[WHAT YOU NEED TO DO] Each entry needs to be restated exactly as written.

[Data entries]

________

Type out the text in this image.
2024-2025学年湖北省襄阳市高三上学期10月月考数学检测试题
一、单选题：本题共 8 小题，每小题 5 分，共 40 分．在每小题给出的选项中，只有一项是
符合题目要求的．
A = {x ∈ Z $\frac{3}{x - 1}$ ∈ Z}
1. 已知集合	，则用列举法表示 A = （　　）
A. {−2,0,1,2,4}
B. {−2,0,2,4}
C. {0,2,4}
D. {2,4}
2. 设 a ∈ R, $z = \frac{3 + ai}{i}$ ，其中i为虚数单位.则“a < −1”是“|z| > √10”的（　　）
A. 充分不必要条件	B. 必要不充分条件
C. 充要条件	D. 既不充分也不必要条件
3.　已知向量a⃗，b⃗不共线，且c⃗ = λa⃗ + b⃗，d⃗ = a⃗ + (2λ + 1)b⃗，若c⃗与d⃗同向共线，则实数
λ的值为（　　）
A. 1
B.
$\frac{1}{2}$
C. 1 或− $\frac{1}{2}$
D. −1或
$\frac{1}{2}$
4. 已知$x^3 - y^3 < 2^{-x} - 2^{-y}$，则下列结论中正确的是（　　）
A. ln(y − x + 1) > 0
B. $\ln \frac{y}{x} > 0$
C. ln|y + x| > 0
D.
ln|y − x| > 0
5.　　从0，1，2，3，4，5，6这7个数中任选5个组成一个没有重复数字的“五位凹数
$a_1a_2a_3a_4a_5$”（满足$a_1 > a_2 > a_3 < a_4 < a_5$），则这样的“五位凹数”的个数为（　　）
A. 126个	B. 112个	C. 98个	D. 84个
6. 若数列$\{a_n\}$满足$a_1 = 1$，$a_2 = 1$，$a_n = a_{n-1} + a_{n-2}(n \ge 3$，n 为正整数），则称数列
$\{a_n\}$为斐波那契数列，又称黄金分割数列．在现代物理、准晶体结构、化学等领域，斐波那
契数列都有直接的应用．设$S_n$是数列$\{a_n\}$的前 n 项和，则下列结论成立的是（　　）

________

[RESPONSE TO THIS EXERCISE]
Type out the text in this image.
2024-2025学年湖北省襄阳市高三上学期10月月考数学检测试题
一、单选题：本题共 8 小题，每小题 5 分，共 40 分．在每小题给出的选项中，只有一项是
符合题目要求的．
A = {x ∈ Z $\frac{3}{x - 1}$ ∈ Z}
1. 已知集合	，则用列举法表示 A = （　　）
A. {−2,0,1,2,4}
B. {−2,0,2,4}
C. {0,2,4}
D. {2,4}
2. 设 a ∈ R, $z = \frac{3 + ai}{i}$ ，其中i为虚数单位.则“a < −1”是“|z| > √10”的（　　）
A. 充分不必要条件	B. 必要不充分条件
C. 充要条件	D. 既不充分也不必要条件
3.　已知向量a⃗，b⃗不共线，且c⃗ = λa⃗ + b⃗，d⃗ = a⃗ + (2λ + 1)b⃗，若c⃗与d⃗同向共线，则实数
λ的值为（　　）
A. 1
B.
$\frac{1}{2}$
C. 1 或− $\frac{1}{2}$
D. −1或
$\frac{1}{2}$
4. 已知$x^3 - y^3 < 2^{-x} - 2^{-y}$，则下列结论中正确的是（　　）
A. ln(y − x + 1) > 0
B. $\ln \frac{y}{x} > 0$
C. ln|y + x| > 0
D.
ln|y − x| > 0
5.　　从0，1，2，3，4，5，6这7个数中任选5个组成一个没有重复数字的“五位凹数
$a_1a_2a_3a_4a_5$”（满足$a_1 > a_2 > a_3 < a_4 < a_5$），则这样的“五位凹数”的个数为（　　）
A. 126个	B. 112个	C. 98个	D. 84个
6. 若数列$\{a_n\}$满足$a_1 = 1$，$a_2 = 1$，$a_n = a_{n-1} + a_{n-2}(n \ge 3$，n 为正整数），则称数列
$\{a_n\}$为斐波那契数列，又称黄金分割数列．在现代物理、准晶体结构、化学等领域，斐波那
契数列都有直接的应用．设$S_n$是数列$\{a_n\}$的前 n 项和，则下列结论成立的是（　　）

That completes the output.